Count every line of the listing where the string "title" occurs, and reply with the count alone.
*** Supplied information ***
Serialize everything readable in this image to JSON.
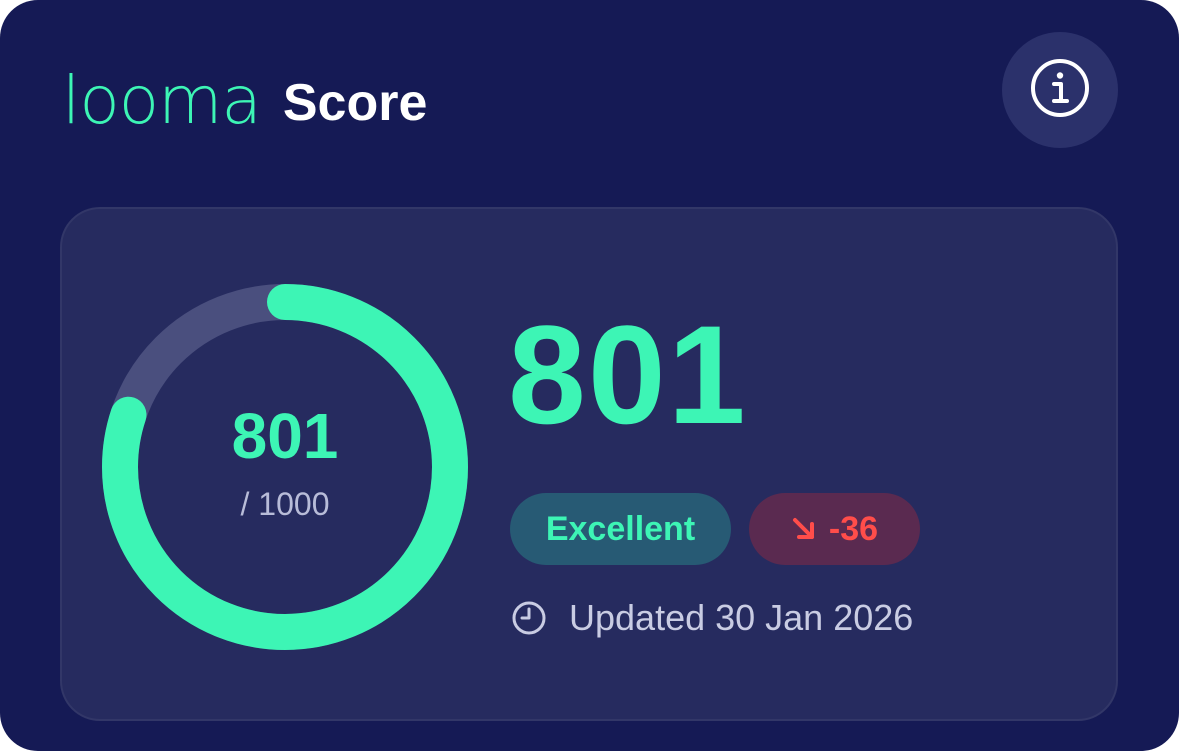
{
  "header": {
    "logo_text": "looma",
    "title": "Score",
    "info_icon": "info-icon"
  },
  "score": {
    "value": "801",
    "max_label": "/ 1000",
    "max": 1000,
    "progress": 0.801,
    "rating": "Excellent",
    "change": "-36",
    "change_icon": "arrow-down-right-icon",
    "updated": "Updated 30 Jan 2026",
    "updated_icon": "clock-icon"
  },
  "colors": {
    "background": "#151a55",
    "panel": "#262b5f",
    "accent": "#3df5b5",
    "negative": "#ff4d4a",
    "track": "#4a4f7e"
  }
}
***
*** Supplied information ***
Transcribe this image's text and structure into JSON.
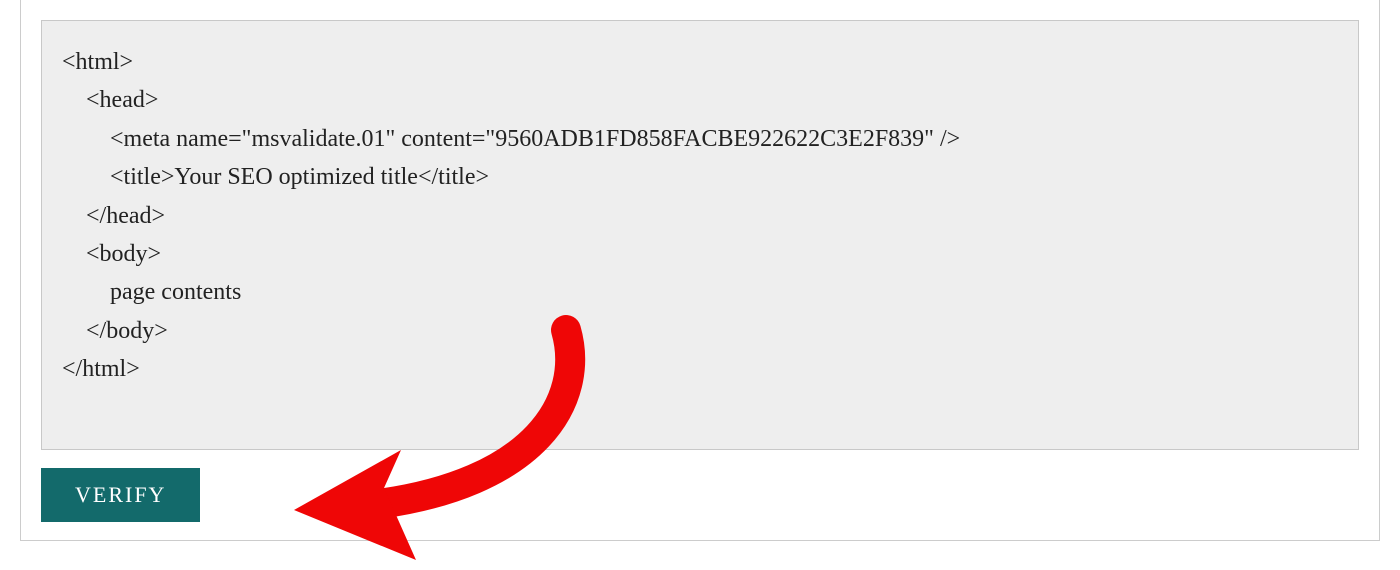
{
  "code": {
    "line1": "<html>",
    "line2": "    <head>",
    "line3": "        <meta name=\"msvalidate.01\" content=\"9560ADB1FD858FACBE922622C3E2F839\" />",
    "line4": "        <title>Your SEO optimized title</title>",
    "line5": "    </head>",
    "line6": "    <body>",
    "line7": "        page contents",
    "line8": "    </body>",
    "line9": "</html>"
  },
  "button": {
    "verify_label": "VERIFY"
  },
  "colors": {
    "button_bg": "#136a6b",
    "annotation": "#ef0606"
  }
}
***
## Worked answer
2